Task to carry out: Report how many lines in the records below contain the word "modern". Give only the number.

Collected data:
....
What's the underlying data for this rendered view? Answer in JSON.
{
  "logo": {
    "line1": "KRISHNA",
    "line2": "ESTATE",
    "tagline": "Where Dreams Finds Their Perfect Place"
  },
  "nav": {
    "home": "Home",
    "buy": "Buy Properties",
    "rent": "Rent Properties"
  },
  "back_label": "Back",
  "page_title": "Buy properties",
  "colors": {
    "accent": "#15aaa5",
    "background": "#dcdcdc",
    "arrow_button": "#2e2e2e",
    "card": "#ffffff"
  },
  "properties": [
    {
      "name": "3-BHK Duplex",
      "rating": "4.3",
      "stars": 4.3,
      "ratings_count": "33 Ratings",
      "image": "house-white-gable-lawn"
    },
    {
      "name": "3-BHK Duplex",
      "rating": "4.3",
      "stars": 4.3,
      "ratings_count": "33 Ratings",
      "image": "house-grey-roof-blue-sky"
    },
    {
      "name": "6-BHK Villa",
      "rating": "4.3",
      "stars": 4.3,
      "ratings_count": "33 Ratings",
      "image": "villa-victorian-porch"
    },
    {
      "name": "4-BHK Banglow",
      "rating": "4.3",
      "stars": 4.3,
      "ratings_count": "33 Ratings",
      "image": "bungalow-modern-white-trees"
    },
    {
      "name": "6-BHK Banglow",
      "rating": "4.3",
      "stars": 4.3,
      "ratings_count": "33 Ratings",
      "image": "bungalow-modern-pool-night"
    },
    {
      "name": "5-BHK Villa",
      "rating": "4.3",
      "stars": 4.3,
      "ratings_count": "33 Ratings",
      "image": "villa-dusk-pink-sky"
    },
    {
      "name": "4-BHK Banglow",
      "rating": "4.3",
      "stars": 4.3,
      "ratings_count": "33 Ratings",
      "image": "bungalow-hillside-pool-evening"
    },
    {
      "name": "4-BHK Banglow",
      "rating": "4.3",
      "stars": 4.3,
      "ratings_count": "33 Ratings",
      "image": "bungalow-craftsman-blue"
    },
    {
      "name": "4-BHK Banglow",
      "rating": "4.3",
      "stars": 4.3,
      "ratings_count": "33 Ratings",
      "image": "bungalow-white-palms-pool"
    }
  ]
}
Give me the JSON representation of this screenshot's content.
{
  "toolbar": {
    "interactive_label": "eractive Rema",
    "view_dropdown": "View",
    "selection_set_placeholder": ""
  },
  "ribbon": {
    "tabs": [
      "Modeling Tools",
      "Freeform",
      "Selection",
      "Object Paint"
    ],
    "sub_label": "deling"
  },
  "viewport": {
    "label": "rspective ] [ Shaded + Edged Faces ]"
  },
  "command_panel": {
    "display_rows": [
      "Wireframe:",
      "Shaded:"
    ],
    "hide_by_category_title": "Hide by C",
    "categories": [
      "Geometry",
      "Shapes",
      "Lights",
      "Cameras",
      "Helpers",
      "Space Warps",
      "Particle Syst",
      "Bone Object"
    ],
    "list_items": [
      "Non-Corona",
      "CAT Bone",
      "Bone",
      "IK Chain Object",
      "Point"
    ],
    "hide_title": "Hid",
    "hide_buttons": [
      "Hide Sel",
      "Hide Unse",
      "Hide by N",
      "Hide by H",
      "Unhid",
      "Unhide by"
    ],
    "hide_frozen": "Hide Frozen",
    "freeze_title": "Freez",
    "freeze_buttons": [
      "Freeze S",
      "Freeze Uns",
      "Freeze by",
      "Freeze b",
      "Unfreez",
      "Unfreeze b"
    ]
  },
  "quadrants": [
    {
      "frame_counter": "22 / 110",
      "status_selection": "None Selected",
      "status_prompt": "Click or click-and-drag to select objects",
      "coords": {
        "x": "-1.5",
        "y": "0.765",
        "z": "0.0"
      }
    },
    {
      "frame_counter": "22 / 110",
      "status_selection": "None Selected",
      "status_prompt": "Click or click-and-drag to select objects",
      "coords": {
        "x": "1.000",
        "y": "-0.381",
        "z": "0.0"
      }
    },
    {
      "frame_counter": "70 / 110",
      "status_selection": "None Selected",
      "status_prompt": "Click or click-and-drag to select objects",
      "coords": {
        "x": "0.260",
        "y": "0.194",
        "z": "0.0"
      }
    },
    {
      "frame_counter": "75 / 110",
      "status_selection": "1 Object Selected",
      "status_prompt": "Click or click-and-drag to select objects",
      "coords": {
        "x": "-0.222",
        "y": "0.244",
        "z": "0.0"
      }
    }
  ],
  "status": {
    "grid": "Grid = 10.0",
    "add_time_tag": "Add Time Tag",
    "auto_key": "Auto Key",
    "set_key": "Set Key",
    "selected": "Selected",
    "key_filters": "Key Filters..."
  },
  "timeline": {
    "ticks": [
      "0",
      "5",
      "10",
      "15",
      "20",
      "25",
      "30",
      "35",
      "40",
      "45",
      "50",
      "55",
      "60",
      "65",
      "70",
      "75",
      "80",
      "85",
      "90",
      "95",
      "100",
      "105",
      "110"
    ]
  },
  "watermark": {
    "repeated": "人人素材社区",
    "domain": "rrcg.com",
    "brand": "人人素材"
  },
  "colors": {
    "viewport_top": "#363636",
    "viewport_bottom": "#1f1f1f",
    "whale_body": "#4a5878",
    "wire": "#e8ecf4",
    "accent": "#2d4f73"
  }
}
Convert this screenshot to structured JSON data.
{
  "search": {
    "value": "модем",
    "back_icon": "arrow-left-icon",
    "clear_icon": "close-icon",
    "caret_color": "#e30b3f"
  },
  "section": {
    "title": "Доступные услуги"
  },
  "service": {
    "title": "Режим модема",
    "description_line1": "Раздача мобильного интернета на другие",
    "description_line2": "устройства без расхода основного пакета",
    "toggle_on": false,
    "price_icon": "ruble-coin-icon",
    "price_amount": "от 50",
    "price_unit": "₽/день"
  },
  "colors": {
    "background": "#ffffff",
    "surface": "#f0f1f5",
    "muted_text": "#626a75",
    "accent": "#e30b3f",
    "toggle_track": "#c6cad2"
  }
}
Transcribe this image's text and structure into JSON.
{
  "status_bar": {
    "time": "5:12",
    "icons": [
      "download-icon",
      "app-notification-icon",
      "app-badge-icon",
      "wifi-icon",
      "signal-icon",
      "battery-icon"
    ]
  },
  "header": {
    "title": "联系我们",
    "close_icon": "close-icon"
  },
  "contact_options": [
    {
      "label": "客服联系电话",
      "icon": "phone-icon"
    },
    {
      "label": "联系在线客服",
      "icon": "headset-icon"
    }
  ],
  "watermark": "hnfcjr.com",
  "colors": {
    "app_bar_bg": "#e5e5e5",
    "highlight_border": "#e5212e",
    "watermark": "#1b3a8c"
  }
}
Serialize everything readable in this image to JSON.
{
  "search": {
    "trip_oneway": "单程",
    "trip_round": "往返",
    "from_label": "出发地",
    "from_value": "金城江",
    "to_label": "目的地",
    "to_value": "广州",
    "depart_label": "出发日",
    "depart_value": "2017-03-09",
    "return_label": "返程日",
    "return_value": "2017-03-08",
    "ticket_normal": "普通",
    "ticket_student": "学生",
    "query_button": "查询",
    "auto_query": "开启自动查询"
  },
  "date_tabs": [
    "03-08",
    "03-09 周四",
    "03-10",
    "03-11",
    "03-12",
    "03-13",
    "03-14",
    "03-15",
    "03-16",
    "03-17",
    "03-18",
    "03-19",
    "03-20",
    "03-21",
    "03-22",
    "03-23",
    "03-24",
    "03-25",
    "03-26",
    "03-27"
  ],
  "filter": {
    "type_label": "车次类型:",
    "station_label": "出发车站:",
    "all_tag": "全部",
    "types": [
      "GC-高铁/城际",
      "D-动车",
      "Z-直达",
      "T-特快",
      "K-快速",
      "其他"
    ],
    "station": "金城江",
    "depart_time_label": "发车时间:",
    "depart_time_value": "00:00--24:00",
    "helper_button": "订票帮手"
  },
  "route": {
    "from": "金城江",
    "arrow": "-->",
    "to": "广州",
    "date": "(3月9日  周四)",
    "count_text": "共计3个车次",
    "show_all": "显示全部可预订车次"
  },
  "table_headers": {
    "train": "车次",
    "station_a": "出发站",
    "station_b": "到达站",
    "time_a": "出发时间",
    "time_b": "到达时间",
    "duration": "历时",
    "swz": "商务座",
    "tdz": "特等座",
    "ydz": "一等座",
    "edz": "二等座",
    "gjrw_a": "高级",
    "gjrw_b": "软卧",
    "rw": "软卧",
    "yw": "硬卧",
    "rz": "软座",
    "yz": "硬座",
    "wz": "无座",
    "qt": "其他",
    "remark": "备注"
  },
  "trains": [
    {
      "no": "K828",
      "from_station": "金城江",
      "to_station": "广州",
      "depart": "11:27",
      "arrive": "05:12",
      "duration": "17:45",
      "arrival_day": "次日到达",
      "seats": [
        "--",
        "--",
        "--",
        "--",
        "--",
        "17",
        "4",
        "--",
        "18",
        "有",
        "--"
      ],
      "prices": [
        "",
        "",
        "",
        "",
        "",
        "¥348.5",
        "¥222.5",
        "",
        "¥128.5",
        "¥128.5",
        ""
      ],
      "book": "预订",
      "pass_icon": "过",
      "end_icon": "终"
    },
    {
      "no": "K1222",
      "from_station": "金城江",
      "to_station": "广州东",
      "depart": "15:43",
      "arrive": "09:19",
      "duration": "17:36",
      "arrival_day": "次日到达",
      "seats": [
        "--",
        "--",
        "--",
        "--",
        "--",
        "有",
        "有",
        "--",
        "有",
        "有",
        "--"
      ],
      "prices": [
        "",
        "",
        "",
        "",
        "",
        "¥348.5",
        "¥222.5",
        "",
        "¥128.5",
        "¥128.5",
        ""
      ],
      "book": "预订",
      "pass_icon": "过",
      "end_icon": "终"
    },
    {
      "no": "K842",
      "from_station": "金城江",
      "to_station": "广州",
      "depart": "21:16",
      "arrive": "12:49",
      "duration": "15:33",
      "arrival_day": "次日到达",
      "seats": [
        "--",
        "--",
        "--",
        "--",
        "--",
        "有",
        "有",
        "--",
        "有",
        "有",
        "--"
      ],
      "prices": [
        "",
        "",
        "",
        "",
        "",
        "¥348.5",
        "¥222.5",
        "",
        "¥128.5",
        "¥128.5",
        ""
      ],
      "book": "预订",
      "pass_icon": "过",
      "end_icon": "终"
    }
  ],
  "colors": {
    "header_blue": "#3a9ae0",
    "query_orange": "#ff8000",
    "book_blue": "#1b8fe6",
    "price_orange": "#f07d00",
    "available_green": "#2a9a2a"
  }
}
....
Full solution: 2